##### Provided material

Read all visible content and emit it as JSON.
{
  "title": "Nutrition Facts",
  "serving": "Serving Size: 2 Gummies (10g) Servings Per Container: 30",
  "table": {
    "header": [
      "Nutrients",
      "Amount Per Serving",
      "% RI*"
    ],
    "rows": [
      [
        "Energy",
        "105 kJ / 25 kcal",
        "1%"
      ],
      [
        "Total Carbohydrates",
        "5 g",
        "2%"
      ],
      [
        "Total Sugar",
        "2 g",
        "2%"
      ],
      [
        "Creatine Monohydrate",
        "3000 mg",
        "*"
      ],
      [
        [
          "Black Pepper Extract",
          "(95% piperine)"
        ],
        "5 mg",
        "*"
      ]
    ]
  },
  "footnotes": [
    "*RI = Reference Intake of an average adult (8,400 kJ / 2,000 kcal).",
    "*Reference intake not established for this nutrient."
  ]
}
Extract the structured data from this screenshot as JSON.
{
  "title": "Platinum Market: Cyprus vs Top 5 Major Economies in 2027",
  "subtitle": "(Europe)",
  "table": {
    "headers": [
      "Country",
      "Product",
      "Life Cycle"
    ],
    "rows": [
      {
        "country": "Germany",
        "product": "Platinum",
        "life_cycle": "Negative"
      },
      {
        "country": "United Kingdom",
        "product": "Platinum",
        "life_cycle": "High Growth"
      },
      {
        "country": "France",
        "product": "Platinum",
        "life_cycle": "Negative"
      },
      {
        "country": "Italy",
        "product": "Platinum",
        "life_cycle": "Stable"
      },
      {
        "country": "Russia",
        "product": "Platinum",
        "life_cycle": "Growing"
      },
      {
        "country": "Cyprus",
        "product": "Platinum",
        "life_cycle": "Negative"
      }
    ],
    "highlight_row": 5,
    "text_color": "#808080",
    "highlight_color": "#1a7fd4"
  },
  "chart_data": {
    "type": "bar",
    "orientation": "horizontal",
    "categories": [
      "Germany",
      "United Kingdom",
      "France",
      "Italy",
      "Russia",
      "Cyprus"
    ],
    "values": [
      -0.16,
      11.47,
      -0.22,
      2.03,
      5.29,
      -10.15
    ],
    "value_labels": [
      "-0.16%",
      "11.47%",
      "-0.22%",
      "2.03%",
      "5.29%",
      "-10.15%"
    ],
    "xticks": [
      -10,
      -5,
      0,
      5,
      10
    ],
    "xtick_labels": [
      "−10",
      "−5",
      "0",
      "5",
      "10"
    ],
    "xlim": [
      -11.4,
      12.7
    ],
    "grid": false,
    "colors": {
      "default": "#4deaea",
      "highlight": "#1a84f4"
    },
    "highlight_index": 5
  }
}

##########

In the entries above, find each line with the word "Cyprus" and show it.

  "title": "Platinum Market: Cyprus vs Top 5 Major Economies in 2027",
        "country": "Cyprus",
      "Cyprus"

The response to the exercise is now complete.